EXERCISE INSTRUCTIONS → Write out every entry exactly as given, but omit the pictures.

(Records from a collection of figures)
--*--
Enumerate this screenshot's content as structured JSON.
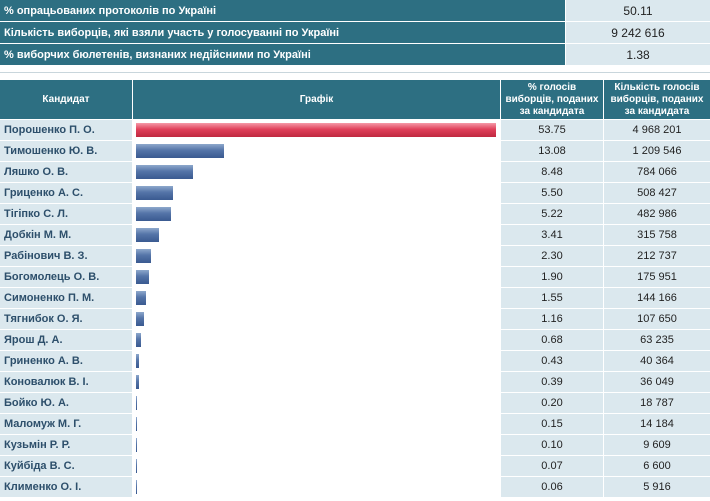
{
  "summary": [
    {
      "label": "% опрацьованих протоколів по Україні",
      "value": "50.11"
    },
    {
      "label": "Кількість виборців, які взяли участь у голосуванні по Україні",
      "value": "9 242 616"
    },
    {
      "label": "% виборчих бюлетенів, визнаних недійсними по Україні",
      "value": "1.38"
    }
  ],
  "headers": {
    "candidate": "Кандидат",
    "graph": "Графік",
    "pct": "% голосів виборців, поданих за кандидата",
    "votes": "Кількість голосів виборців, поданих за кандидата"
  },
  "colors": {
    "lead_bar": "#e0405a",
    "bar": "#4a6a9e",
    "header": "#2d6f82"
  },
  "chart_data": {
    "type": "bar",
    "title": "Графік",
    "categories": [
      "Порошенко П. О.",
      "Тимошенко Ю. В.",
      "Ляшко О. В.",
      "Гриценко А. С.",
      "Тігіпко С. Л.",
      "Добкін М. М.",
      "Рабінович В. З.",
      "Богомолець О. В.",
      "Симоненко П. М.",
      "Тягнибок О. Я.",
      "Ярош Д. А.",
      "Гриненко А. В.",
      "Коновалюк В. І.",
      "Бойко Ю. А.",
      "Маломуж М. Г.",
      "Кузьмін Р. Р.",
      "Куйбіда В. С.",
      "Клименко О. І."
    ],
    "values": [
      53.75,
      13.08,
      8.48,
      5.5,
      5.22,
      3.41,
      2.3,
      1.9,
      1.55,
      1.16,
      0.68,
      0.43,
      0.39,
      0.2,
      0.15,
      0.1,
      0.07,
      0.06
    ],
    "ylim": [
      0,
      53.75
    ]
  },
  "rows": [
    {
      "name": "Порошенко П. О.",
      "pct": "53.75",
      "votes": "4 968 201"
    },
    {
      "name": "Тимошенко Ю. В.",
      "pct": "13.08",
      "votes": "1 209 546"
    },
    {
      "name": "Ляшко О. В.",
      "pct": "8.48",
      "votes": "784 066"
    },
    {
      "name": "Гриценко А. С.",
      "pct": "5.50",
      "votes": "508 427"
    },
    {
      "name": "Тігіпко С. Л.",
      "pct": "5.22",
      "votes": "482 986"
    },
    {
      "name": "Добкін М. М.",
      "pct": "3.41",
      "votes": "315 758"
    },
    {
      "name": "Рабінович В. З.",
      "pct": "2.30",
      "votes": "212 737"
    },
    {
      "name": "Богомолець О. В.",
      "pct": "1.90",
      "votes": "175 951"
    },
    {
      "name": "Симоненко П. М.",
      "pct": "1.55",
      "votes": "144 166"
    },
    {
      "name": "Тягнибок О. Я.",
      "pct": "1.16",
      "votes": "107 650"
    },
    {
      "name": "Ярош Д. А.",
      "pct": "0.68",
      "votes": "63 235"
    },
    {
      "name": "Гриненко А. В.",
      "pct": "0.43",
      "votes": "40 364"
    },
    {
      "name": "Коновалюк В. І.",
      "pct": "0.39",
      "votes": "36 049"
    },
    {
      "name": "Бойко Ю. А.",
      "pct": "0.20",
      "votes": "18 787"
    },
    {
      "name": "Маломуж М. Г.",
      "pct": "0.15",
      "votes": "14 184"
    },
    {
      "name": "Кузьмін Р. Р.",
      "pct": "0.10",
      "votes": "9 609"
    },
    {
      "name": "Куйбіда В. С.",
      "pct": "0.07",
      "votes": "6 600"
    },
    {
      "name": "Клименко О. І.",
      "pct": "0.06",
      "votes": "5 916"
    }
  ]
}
--*--
WRITTEN SOLUTION →
Enumerate this screenshot's content as structured JSON.
{
  "summary": [
    {
      "label": "% опрацьованих протоколів по Україні",
      "value": "50.11"
    },
    {
      "label": "Кількість виборців, які взяли участь у голосуванні по Україні",
      "value": "9 242 616"
    },
    {
      "label": "% виборчих бюлетенів, визнаних недійсними по Україні",
      "value": "1.38"
    }
  ],
  "headers": {
    "candidate": "Кандидат",
    "graph": "Графік",
    "pct": "% голосів виборців, поданих за кандидата",
    "votes": "Кількість голосів виборців, поданих за кандидата"
  },
  "colors": {
    "lead_bar": "#e0405a",
    "bar": "#4a6a9e",
    "header": "#2d6f82"
  },
  "chart_data": {
    "type": "bar",
    "title": "Графік",
    "categories": [
      "Порошенко П. О.",
      "Тимошенко Ю. В.",
      "Ляшко О. В.",
      "Гриценко А. С.",
      "Тігіпко С. Л.",
      "Добкін М. М.",
      "Рабінович В. З.",
      "Богомолець О. В.",
      "Симоненко П. М.",
      "Тягнибок О. Я.",
      "Ярош Д. А.",
      "Гриненко А. В.",
      "Коновалюк В. І.",
      "Бойко Ю. А.",
      "Маломуж М. Г.",
      "Кузьмін Р. Р.",
      "Куйбіда В. С.",
      "Клименко О. І."
    ],
    "values": [
      53.75,
      13.08,
      8.48,
      5.5,
      5.22,
      3.41,
      2.3,
      1.9,
      1.55,
      1.16,
      0.68,
      0.43,
      0.39,
      0.2,
      0.15,
      0.1,
      0.07,
      0.06
    ],
    "ylim": [
      0,
      53.75
    ]
  },
  "rows": [
    {
      "name": "Порошенко П. О.",
      "pct": "53.75",
      "votes": "4 968 201"
    },
    {
      "name": "Тимошенко Ю. В.",
      "pct": "13.08",
      "votes": "1 209 546"
    },
    {
      "name": "Ляшко О. В.",
      "pct": "8.48",
      "votes": "784 066"
    },
    {
      "name": "Гриценко А. С.",
      "pct": "5.50",
      "votes": "508 427"
    },
    {
      "name": "Тігіпко С. Л.",
      "pct": "5.22",
      "votes": "482 986"
    },
    {
      "name": "Добкін М. М.",
      "pct": "3.41",
      "votes": "315 758"
    },
    {
      "name": "Рабінович В. З.",
      "pct": "2.30",
      "votes": "212 737"
    },
    {
      "name": "Богомолець О. В.",
      "pct": "1.90",
      "votes": "175 951"
    },
    {
      "name": "Симоненко П. М.",
      "pct": "1.55",
      "votes": "144 166"
    },
    {
      "name": "Тягнибок О. Я.",
      "pct": "1.16",
      "votes": "107 650"
    },
    {
      "name": "Ярош Д. А.",
      "pct": "0.68",
      "votes": "63 235"
    },
    {
      "name": "Гриненко А. В.",
      "pct": "0.43",
      "votes": "40 364"
    },
    {
      "name": "Коновалюк В. І.",
      "pct": "0.39",
      "votes": "36 049"
    },
    {
      "name": "Бойко Ю. А.",
      "pct": "0.20",
      "votes": "18 787"
    },
    {
      "name": "Маломуж М. Г.",
      "pct": "0.15",
      "votes": "14 184"
    },
    {
      "name": "Кузьмін Р. Р.",
      "pct": "0.10",
      "votes": "9 609"
    },
    {
      "name": "Куйбіда В. С.",
      "pct": "0.07",
      "votes": "6 600"
    },
    {
      "name": "Клименко О. І.",
      "pct": "0.06",
      "votes": "5 916"
    }
  ]
}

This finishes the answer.